Collected data
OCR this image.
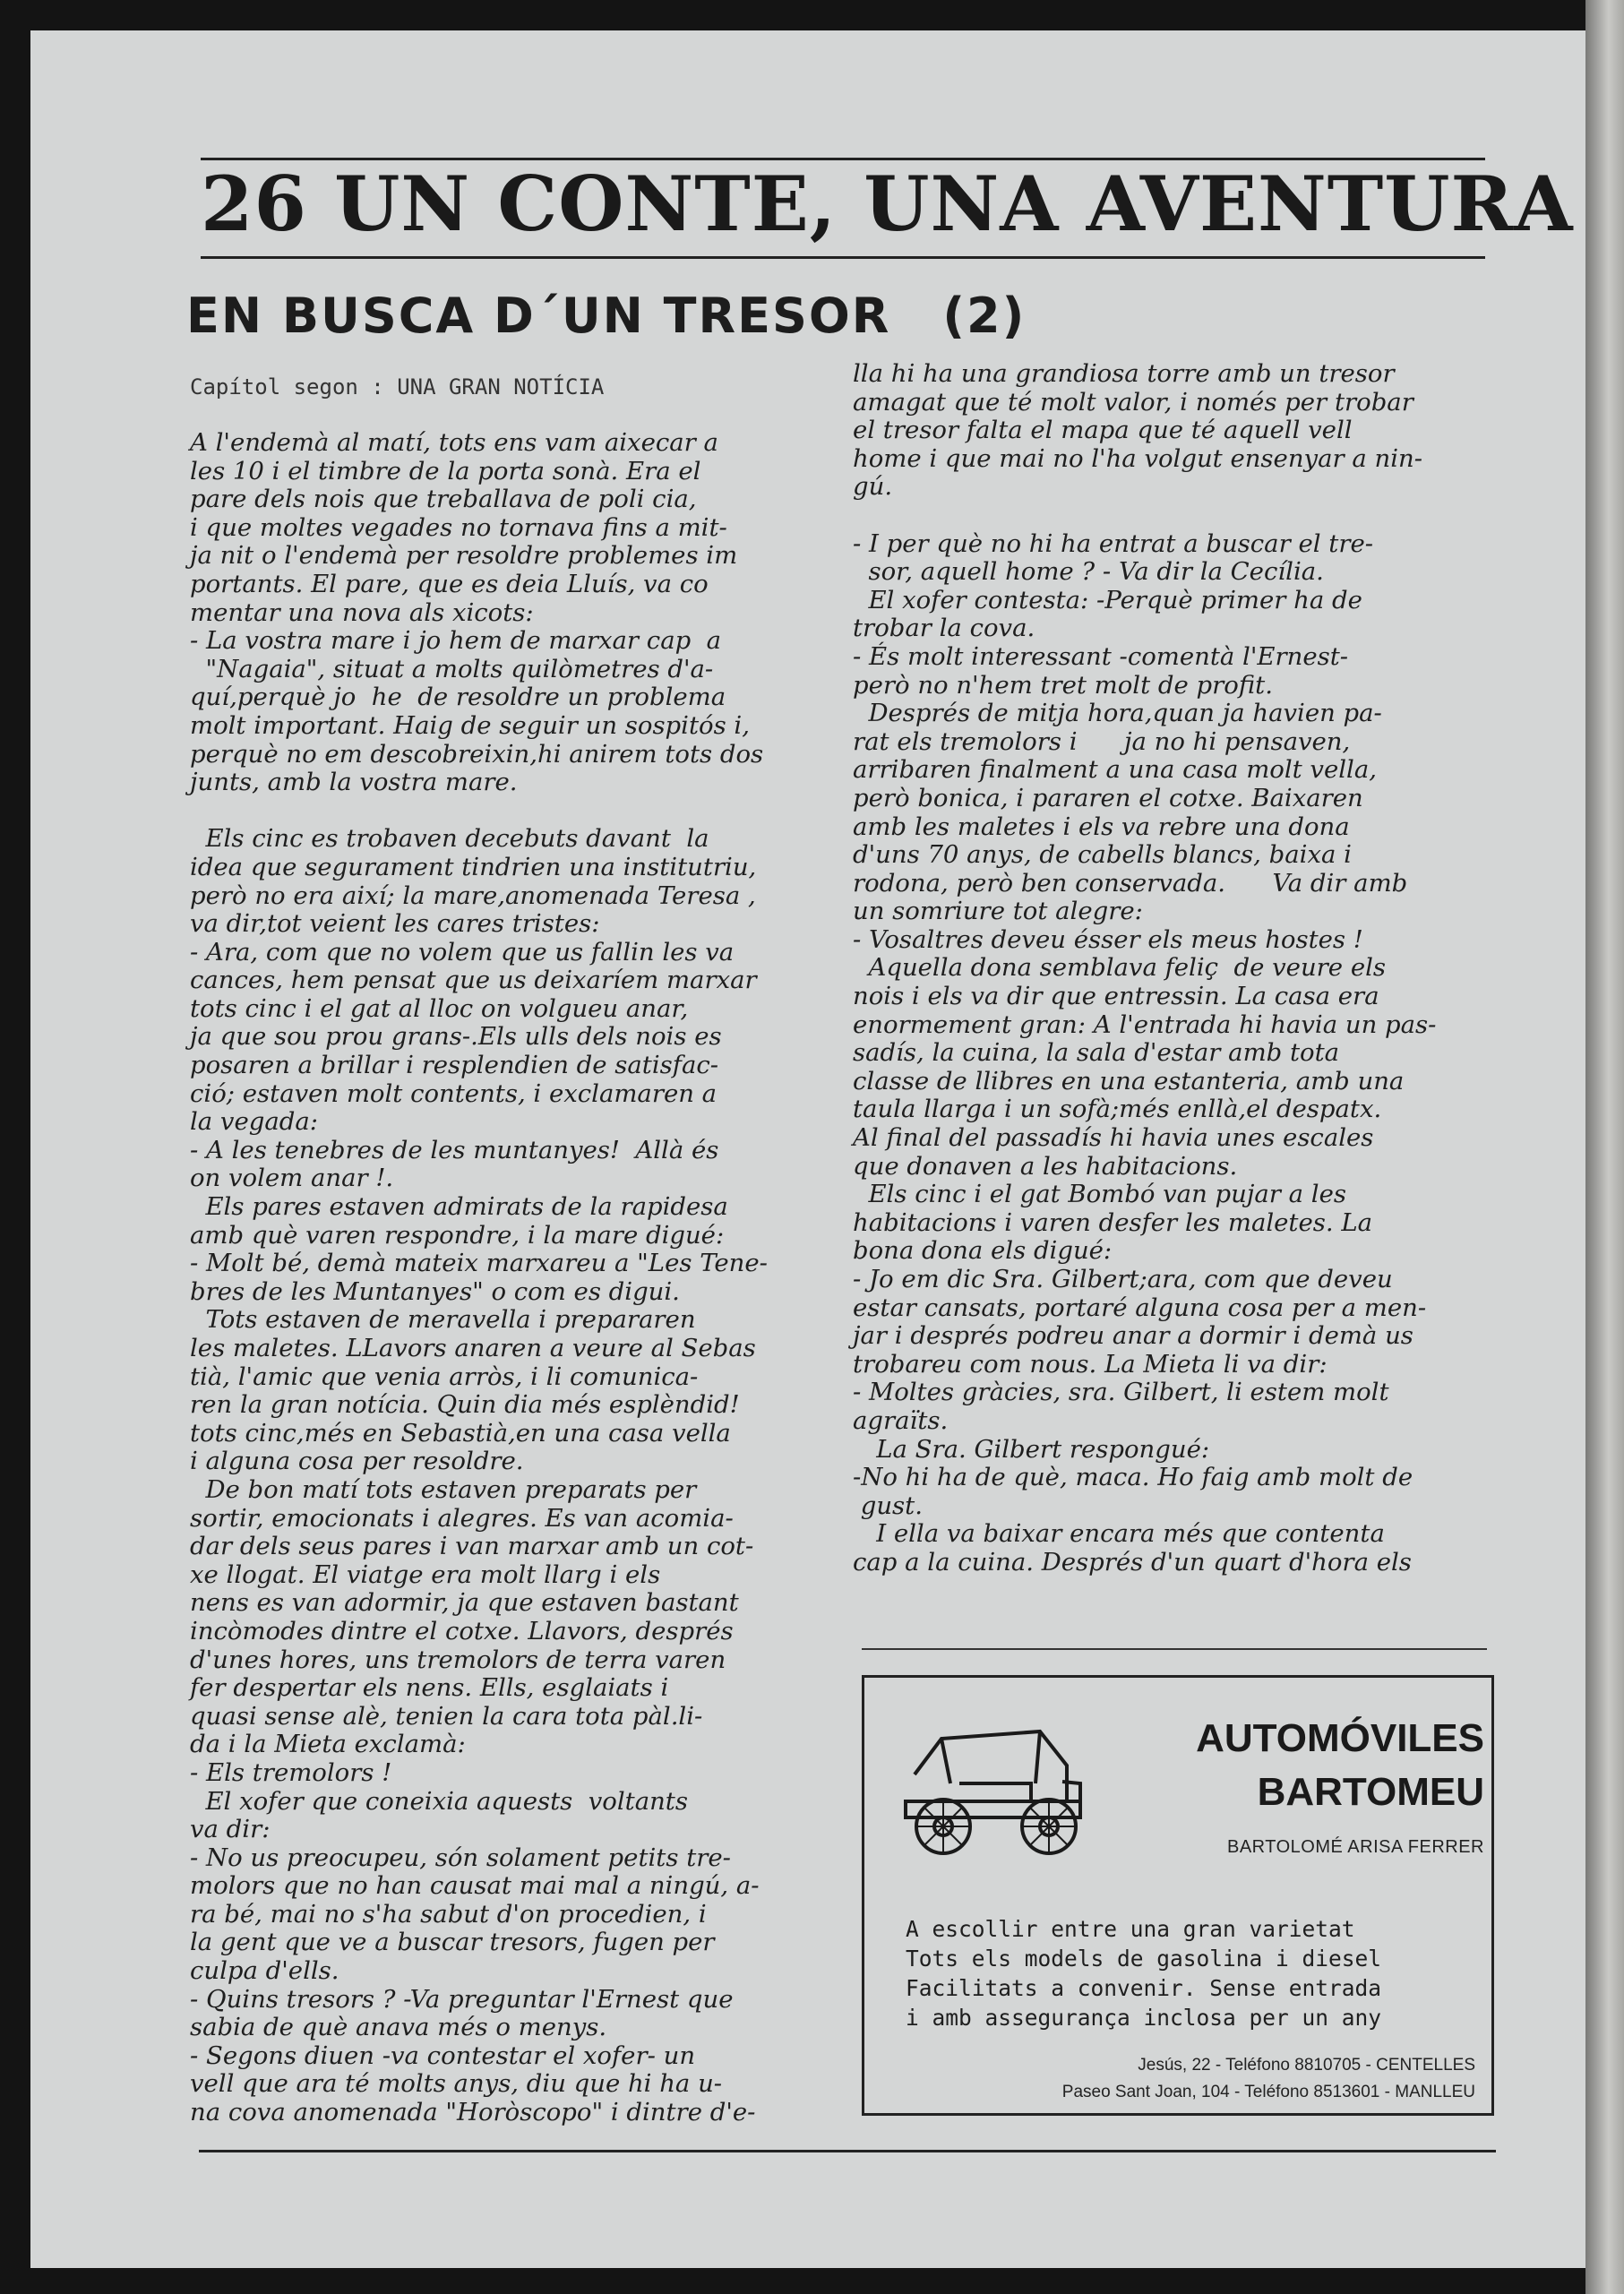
26 UN CONTE, UNA AVENTURA
EN BUSCA D´UN TRESOR (2)
Capítol segon : UNA GRAN NOTÍCIA
A l'endemà al matí, tots ens vam aixecar a
les 10 i el timbre de la porta sonà. Era el
pare dels nois que treballava de poli cia,
i que moltes vegades no tornava fins a mit-
ja nit o l'endemà per resoldre problemes im
portants. El pare, que es deia Lluís, va co
mentar una nova als xicots:
- La vostra mare i jo hem de marxar cap  a
"Nagaia", situat a molts quilòmetres d'a-
quí,perquè jo  he  de resoldre un problema
molt important. Haig de seguir un sospitós i,
perquè no em descobreixin,hi anirem tots dos
junts, amb la vostra mare.

Els cinc es trobaven decebuts davant  la
idea que segurament tindrien una institutriu,
però no era així; la mare,anomenada Teresa ,
va dir,tot veient les cares tristes:
- Ara, com que no volem que us fallin les va
cances, hem pensat que us deixaríem marxar
tots cinc i el gat al lloc on volgueu anar,
ja que sou prou grans-.Els ulls dels nois es
posaren a brillar i resplendien de satisfac-
ció; estaven molt contents, i exclamaren a
la vegada:
- A les tenebres de les muntanyes!  Allà és
on volem anar !.
Els pares estaven admirats de la rapidesa
amb què varen respondre, i la mare digué:
- Molt bé, demà mateix marxareu a "Les Tene-
bres de les Muntanyes" o com es digui.
Tots estaven de meravella i prepararen
les maletes. LLavors anaren a veure al Sebas
tià, l'amic que venia arròs, i li comunica-
ren la gran notícia. Quin dia més esplèndid!
tots cinc,més en Sebastià,en una casa vella
i alguna cosa per resoldre.
De bon matí tots estaven preparats per
sortir, emocionats i alegres. Es van acomia-
dar dels seus pares i van marxar amb un cot-
xe llogat. El viatge era molt llarg i els
nens es van adormir, ja que estaven bastant
incòmodes dintre el cotxe. Llavors, després
d'unes hores, uns tremolors de terra varen
fer despertar els nens. Ells, esglaiats i
quasi sense alè, tenien la cara tota pàl.li-
da i la Mieta exclamà:
- Els tremolors !
El xofer que coneixia aquests  voltants
va dir:
- No us preocupeu, són solament petits tre-
molors que no han causat mai mal a ningú, a-
ra bé, mai no s'ha sabut d'on procedien, i
la gent que ve a buscar tresors, fugen per
culpa d'ells.
- Quins tresors ? -Va preguntar l'Ernest que
sabia de què anava més o menys.
- Segons diuen -va contestar el xofer- un
vell que ara té molts anys, diu que hi ha u-
na cova anomenada "Horòscopo" i dintre d'e-
lla hi ha una grandiosa torre amb un tresor
amagat que té molt valor, i només per trobar
el tresor falta el mapa que té aquell vell
home i que mai no l'ha volgut ensenyar a nin-
gú.

- I per què no hi ha entrat a buscar el tre-
sor, aquell home ? - Va dir la Cecília.
El xofer contesta: -Perquè primer ha de
trobar la cova.
- És molt interessant -comentà l'Ernest-
però no n'hem tret molt de profit.
Després de mitja hora,quan ja havien pa-
rat els tremolors i      ja no hi pensaven,
arribaren finalment a una casa molt vella,
però bonica, i pararen el cotxe. Baixaren
amb les maletes i els va rebre una dona
d'uns 70 anys, de cabells blancs, baixa i
rodona, però ben conservada.      Va dir amb
un somriure tot alegre:
- Vosaltres deveu ésser els meus hostes !
Aquella dona semblava feliç  de veure els
nois i els va dir que entressin. La casa era
enormement gran: A l'entrada hi havia un pas-
sadís, la cuina, la sala d'estar amb tota
classe de llibres en una estanteria, amb una
taula llarga i un sofà;més enllà,el despatx.
Al final del passadís hi havia unes escales
que donaven a les habitacions.
Els cinc i el gat Bombó van pujar a les
habitacions i varen desfer les maletes. La
bona dona els digué:
- Jo em dic Sra. Gilbert;ara, com que deveu
estar cansats, portaré alguna cosa per a men-
jar i després podreu anar a dormir i demà us
trobareu com nous. La Mieta li va dir:
- Moltes gràcies, sra. Gilbert, li estem molt
agraïts.
La Sra. Gilbert respongué:
-No hi ha de què, maca. Ho faig amb molt de
gust.
I ella va baixar encara més que contenta
cap a la cuina. Després d'un quart d'hora els
AUTOMÓVILES
BARTOMEU
BARTOLOMÉ ARISA FERRER
A escollir entre una gran varietat
Tots els models de gasolina i diesel
Facilitats a convenir. Sense entrada
i amb assegurança inclosa per un any
Jesús, 22 - Teléfono 8810705 - CENTELLES
Paseo Sant Joan, 104 - Teléfono 8513601 - MANLLEU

* [WHAT THE EXERCISE ASKS]
Repeat all the records above exactly, leaving out any pictures.

* [FULL SOLUTION]
OCR this image.
26 UN CONTE, UNA AVENTURA
EN BUSCA D´UN TRESOR (2)
Capítol segon : UNA GRAN NOTÍCIA
A l'endemà al matí, tots ens vam aixecar a
les 10 i el timbre de la porta sonà. Era el
pare dels nois que treballava de poli cia,
i que moltes vegades no tornava fins a mit-
ja nit o l'endemà per resoldre problemes im
portants. El pare, que es deia Lluís, va co
mentar una nova als xicots:
- La vostra mare i jo hem de marxar cap  a
"Nagaia", situat a molts quilòmetres d'a-
quí,perquè jo  he  de resoldre un problema
molt important. Haig de seguir un sospitós i,
perquè no em descobreixin,hi anirem tots dos
junts, amb la vostra mare.

Els cinc es trobaven decebuts davant  la
idea que segurament tindrien una institutriu,
però no era així; la mare,anomenada Teresa ,
va dir,tot veient les cares tristes:
- Ara, com que no volem que us fallin les va
cances, hem pensat que us deixaríem marxar
tots cinc i el gat al lloc on volgueu anar,
ja que sou prou grans-.Els ulls dels nois es
posaren a brillar i resplendien de satisfac-
ció; estaven molt contents, i exclamaren a
la vegada:
- A les tenebres de les muntanyes!  Allà és
on volem anar !.
Els pares estaven admirats de la rapidesa
amb què varen respondre, i la mare digué:
- Molt bé, demà mateix marxareu a "Les Tene-
bres de les Muntanyes" o com es digui.
Tots estaven de meravella i prepararen
les maletes. LLavors anaren a veure al Sebas
tià, l'amic que venia arròs, i li comunica-
ren la gran notícia. Quin dia més esplèndid!
tots cinc,més en Sebastià,en una casa vella
i alguna cosa per resoldre.
De bon matí tots estaven preparats per
sortir, emocionats i alegres. Es van acomia-
dar dels seus pares i van marxar amb un cot-
xe llogat. El viatge era molt llarg i els
nens es van adormir, ja que estaven bastant
incòmodes dintre el cotxe. Llavors, després
d'unes hores, uns tremolors de terra varen
fer despertar els nens. Ells, esglaiats i
quasi sense alè, tenien la cara tota pàl.li-
da i la Mieta exclamà:
- Els tremolors !
El xofer que coneixia aquests  voltants
va dir:
- No us preocupeu, són solament petits tre-
molors que no han causat mai mal a ningú, a-
ra bé, mai no s'ha sabut d'on procedien, i
la gent que ve a buscar tresors, fugen per
culpa d'ells.
- Quins tresors ? -Va preguntar l'Ernest que
sabia de què anava més o menys.
- Segons diuen -va contestar el xofer- un
vell que ara té molts anys, diu que hi ha u-
na cova anomenada "Horòscopo" i dintre d'e-
lla hi ha una grandiosa torre amb un tresor
amagat que té molt valor, i només per trobar
el tresor falta el mapa que té aquell vell
home i que mai no l'ha volgut ensenyar a nin-
gú.

- I per què no hi ha entrat a buscar el tre-
sor, aquell home ? - Va dir la Cecília.
El xofer contesta: -Perquè primer ha de
trobar la cova.
- És molt interessant -comentà l'Ernest-
però no n'hem tret molt de profit.
Després de mitja hora,quan ja havien pa-
rat els tremolors i      ja no hi pensaven,
arribaren finalment a una casa molt vella,
però bonica, i pararen el cotxe. Baixaren
amb les maletes i els va rebre una dona
d'uns 70 anys, de cabells blancs, baixa i
rodona, però ben conservada.      Va dir amb
un somriure tot alegre:
- Vosaltres deveu ésser els meus hostes !
Aquella dona semblava feliç  de veure els
nois i els va dir que entressin. La casa era
enormement gran: A l'entrada hi havia un pas-
sadís, la cuina, la sala d'estar amb tota
classe de llibres en una estanteria, amb una
taula llarga i un sofà;més enllà,el despatx.
Al final del passadís hi havia unes escales
que donaven a les habitacions.
Els cinc i el gat Bombó van pujar a les
habitacions i varen desfer les maletes. La
bona dona els digué:
- Jo em dic Sra. Gilbert;ara, com que deveu
estar cansats, portaré alguna cosa per a men-
jar i després podreu anar a dormir i demà us
trobareu com nous. La Mieta li va dir:
- Moltes gràcies, sra. Gilbert, li estem molt
agraïts.
La Sra. Gilbert respongué:
-No hi ha de què, maca. Ho faig amb molt de
gust.
I ella va baixar encara més que contenta
cap a la cuina. Després d'un quart d'hora els
AUTOMÓVILES
BARTOMEU
BARTOLOMÉ ARISA FERRER
A escollir entre una gran varietat
Tots els models de gasolina i diesel
Facilitats a convenir. Sense entrada
i amb assegurança inclosa per un any
Jesús, 22 - Teléfono 8810705 - CENTELLES
Paseo Sant Joan, 104 - Teléfono 8513601 - MANLLEU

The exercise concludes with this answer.